**JOB**
In your copy, leave out the pictures; write out all the data exactly.

**MATERIAL FOR THIS TASK**
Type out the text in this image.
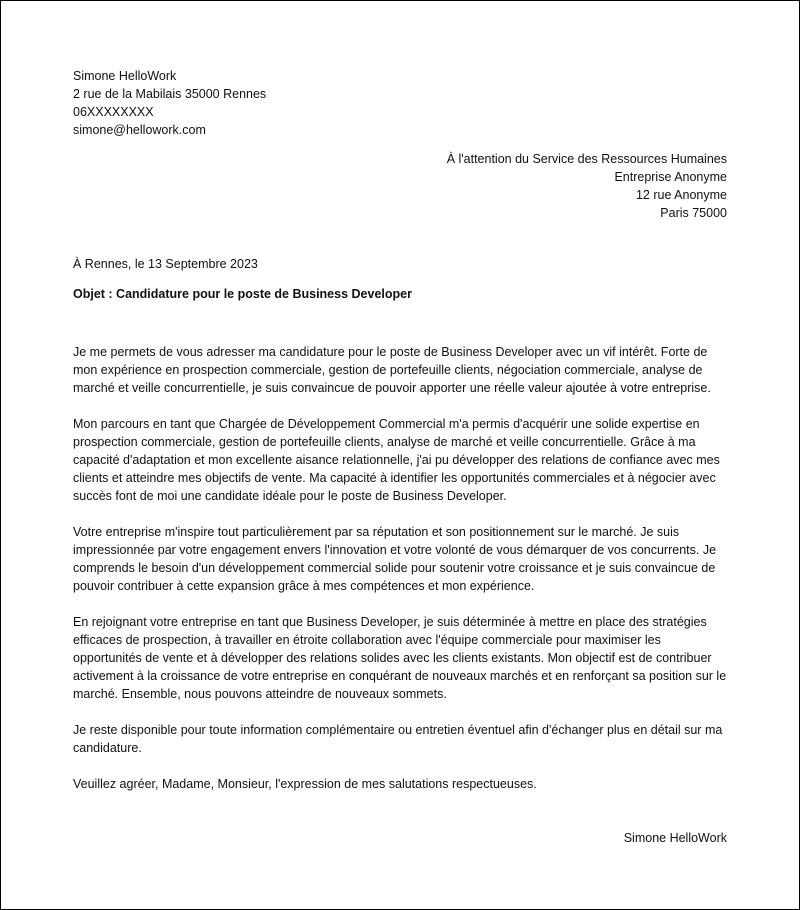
Simone HelloWork
2 rue de la Mabilais 35000 Rennes
06XXXXXXXX
simone@hellowork.com
À l'attention du Service des Ressources Humaines
Entreprise Anonyme
12 rue Anonyme
Paris 75000
À Rennes, le 13 Septembre 2023
Objet : Candidature pour le poste de Business Developer

Je me permets de vous adresser ma candidature pour le poste de Business Developer avec un vif intérêt. Forte de mon expérience en prospection commerciale, gestion de portefeuille clients, négociation commerciale, analyse de marché et veille concurrentielle, je suis convaincue de pouvoir apporter une réelle valeur ajoutée à votre entreprise.

Mon parcours en tant que Chargée de Développement Commercial m'a permis d'acquérir une solide expertise en prospection commerciale, gestion de portefeuille clients, analyse de marché et veille concurrentielle. Grâce à ma capacité d'adaptation et mon excellente aisance relationnelle, j'ai pu développer des relations de confiance avec mes clients et atteindre mes objectifs de vente. Ma capacité à identifier les opportunités commerciales et à négocier avec succès font de moi une candidate idéale pour le poste de Business Developer.

Votre entreprise m'inspire tout particulièrement par sa réputation et son positionnement sur le marché. Je suis impressionnée par votre engagement envers l'innovation et votre volonté de vous démarquer de vos concurrents. Je comprends le besoin d'un développement commercial solide pour soutenir votre croissance et je suis convaincue de pouvoir contribuer à cette expansion grâce à mes compétences et mon expérience.

En rejoignant votre entreprise en tant que Business Developer, je suis déterminée à mettre en place des stratégies efficaces de prospection, à travailler en étroite collaboration avec l'équipe commerciale pour maximiser les opportunités de vente et à développer des relations solides avec les clients existants. Mon objectif est de contribuer activement à la croissance de votre entreprise en conquérant de nouveaux marchés et en renforçant sa position sur le marché. Ensemble, nous pouvons atteindre de nouveaux sommets.

Je reste disponible pour toute information complémentaire ou entretien éventuel afin d'échanger plus en détail sur ma candidature.

Veuillez agréer, Madame, Monsieur, l'expression de mes salutations respectueuses.

Simone HelloWork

**OUTPUT FOR THIS EXERCISE**
Type out the text in this image.
Simone HelloWork
2 rue de la Mabilais 35000 Rennes
06XXXXXXXX
simone@hellowork.com
À l'attention du Service des Ressources Humaines
Entreprise Anonyme
12 rue Anonyme
Paris 75000
À Rennes, le 13 Septembre 2023
Objet : Candidature pour le poste de Business Developer

Je me permets de vous adresser ma candidature pour le poste de Business Developer avec un vif intérêt. Forte de mon expérience en prospection commerciale, gestion de portefeuille clients, négociation commerciale, analyse de marché et veille concurrentielle, je suis convaincue de pouvoir apporter une réelle valeur ajoutée à votre entreprise.

Mon parcours en tant que Chargée de Développement Commercial m'a permis d'acquérir une solide expertise en prospection commerciale, gestion de portefeuille clients, analyse de marché et veille concurrentielle. Grâce à ma capacité d'adaptation et mon excellente aisance relationnelle, j'ai pu développer des relations de confiance avec mes clients et atteindre mes objectifs de vente. Ma capacité à identifier les opportunités commerciales et à négocier avec succès font de moi une candidate idéale pour le poste de Business Developer.

Votre entreprise m'inspire tout particulièrement par sa réputation et son positionnement sur le marché. Je suis impressionnée par votre engagement envers l'innovation et votre volonté de vous démarquer de vos concurrents. Je comprends le besoin d'un développement commercial solide pour soutenir votre croissance et je suis convaincue de pouvoir contribuer à cette expansion grâce à mes compétences et mon expérience.

En rejoignant votre entreprise en tant que Business Developer, je suis déterminée à mettre en place des stratégies efficaces de prospection, à travailler en étroite collaboration avec l'équipe commerciale pour maximiser les opportunités de vente et à développer des relations solides avec les clients existants. Mon objectif est de contribuer activement à la croissance de votre entreprise en conquérant de nouveaux marchés et en renforçant sa position sur le marché. Ensemble, nous pouvons atteindre de nouveaux sommets.

Je reste disponible pour toute information complémentaire ou entretien éventuel afin d'échanger plus en détail sur ma candidature.

Veuillez agréer, Madame, Monsieur, l'expression de mes salutations respectueuses.

Simone HelloWork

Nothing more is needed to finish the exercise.